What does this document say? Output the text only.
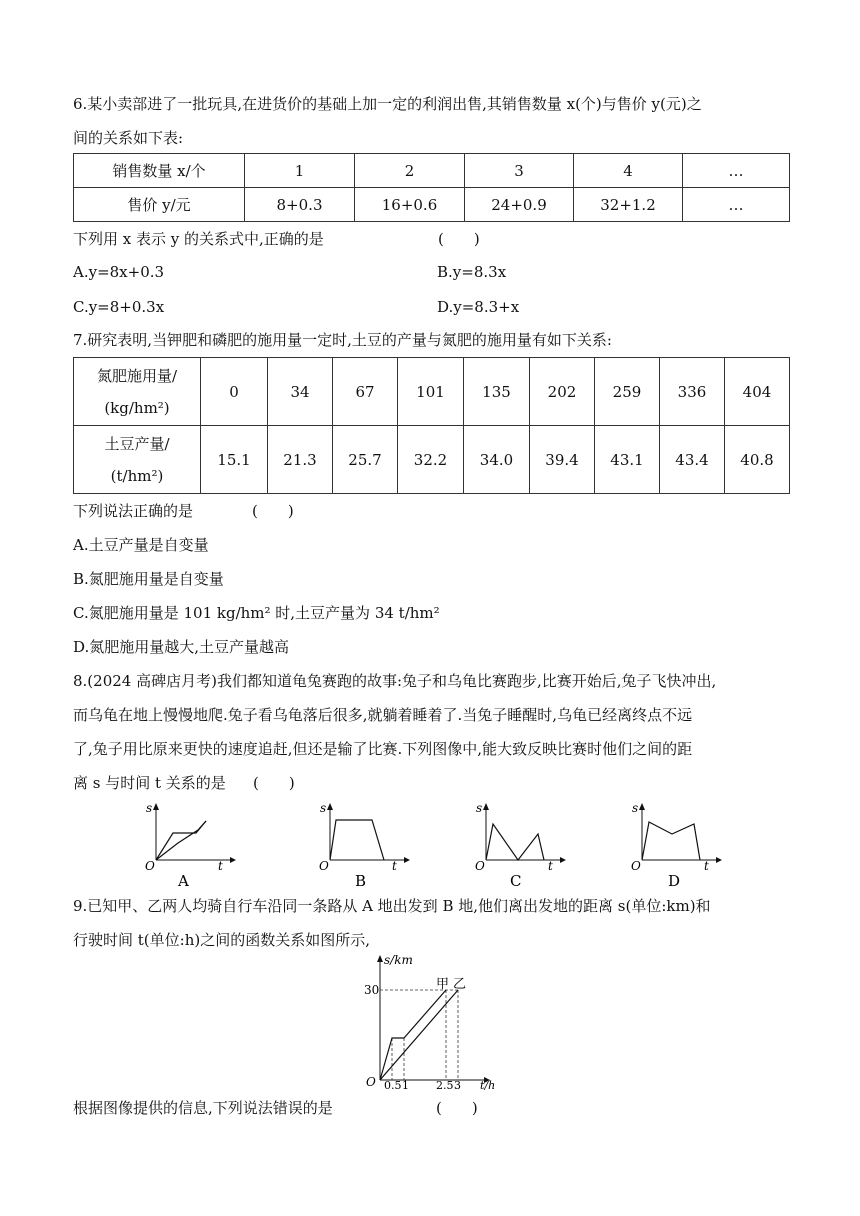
6.某小卖部进了一批玩具,在进货价的基础上加一定的利润出售,其销售数量 x(个)与售价 y(元)之
间的关系如下表:
销售数量 x/个	1	2	3	4	…
售价 y/元	8+0.3	16+0.6	24+0.9	32+1.2	…
下列用 x 表示 y 的关系式中,正确的是	(　　)
A.y=8x+0.3	B.y=8.3x
C.y=8+0.3x	D.y=8.3+x
7.研究表明,当钾肥和磷肥的施用量一定时,土豆的产量与氮肥的施用量有如下关系:
氮肥施用量/
(kg/hm²)	0	34	67	101	135	202	259	336	404

土豆产量/
(t/hm²)	15.1	21.3	25.7	32.2	34.0	39.4	43.1	43.4	40.8
下列说法正确的是	(　　)
A.土豆产量是自变量
B.氮肥施用量是自变量
C.氮肥施用量是 101 kg/hm² 时,土豆产量为 34 t/hm²
D.氮肥施用量越大,土豆产量越高
8.(2024 高碑店月考)我们都知道龟兔赛跑的故事:兔子和乌龟比赛跑步,比赛开始后,兔子飞快冲出,
而乌龟在地上慢慢地爬.兔子看乌龟落后很多,就躺着睡着了.当兔子睡醒时,乌龟已经离终点不远
了,兔子用比原来更快的速度追赶,但还是输了比赛.下列图像中,能大致反映比赛时他们之间的距
离 s 与时间 t 关系的是 (　　)
s
O	t
A
s
O	t
B
s
O	t
C
s
O	t
D
9.已知甲、乙两人均骑自行车沿同一条路从 A 地出发到 B 地,他们离出发地的距离 s(单位:km)和
行驶时间 t(单位:h)之间的函数关系如图所示,
s/km
30
O 0.5 1 2.5 3 t/h
甲 乙
根据图像提供的信息,下列说法错误的是	(　　)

◆ ◆ ◆ ◆ ◆

Given instruction: Leave out the pictures and transcribe the entries above exactly.

The completed task:
What does this document say? Output the text only.
6.某小卖部进了一批玩具,在进货价的基础上加一定的利润出售,其销售数量 x(个)与售价 y(元)之
间的关系如下表:
销售数量 x/个	1	2	3	4	…
售价 y/元	8+0.3	16+0.6	24+0.9	32+1.2	…
下列用 x 表示 y 的关系式中,正确的是	(　　)
A.y=8x+0.3	B.y=8.3x
C.y=8+0.3x	D.y=8.3+x
7.研究表明,当钾肥和磷肥的施用量一定时,土豆的产量与氮肥的施用量有如下关系:
氮肥施用量/
(kg/hm²)	0	34	67	101	135	202	259	336	404

土豆产量/
(t/hm²)	15.1	21.3	25.7	32.2	34.0	39.4	43.1	43.4	40.8
下列说法正确的是	(　　)
A.土豆产量是自变量
B.氮肥施用量是自变量
C.氮肥施用量是 101 kg/hm² 时,土豆产量为 34 t/hm²
D.氮肥施用量越大,土豆产量越高
8.(2024 高碑店月考)我们都知道龟兔赛跑的故事:兔子和乌龟比赛跑步,比赛开始后,兔子飞快冲出,
而乌龟在地上慢慢地爬.兔子看乌龟落后很多,就躺着睡着了.当兔子睡醒时,乌龟已经离终点不远
了,兔子用比原来更快的速度追赶,但还是输了比赛.下列图像中,能大致反映比赛时他们之间的距
离 s 与时间 t 关系的是 (　　)
s
O	t
A
s
O	t
B
s
O	t
C
s
O	t
D
9.已知甲、乙两人均骑自行车沿同一条路从 A 地出发到 B 地,他们离出发地的距离 s(单位:km)和
行驶时间 t(单位:h)之间的函数关系如图所示,
s/km
30
O 0.5 1 2.5 3 t/h
甲 乙
根据图像提供的信息,下列说法错误的是	(　　)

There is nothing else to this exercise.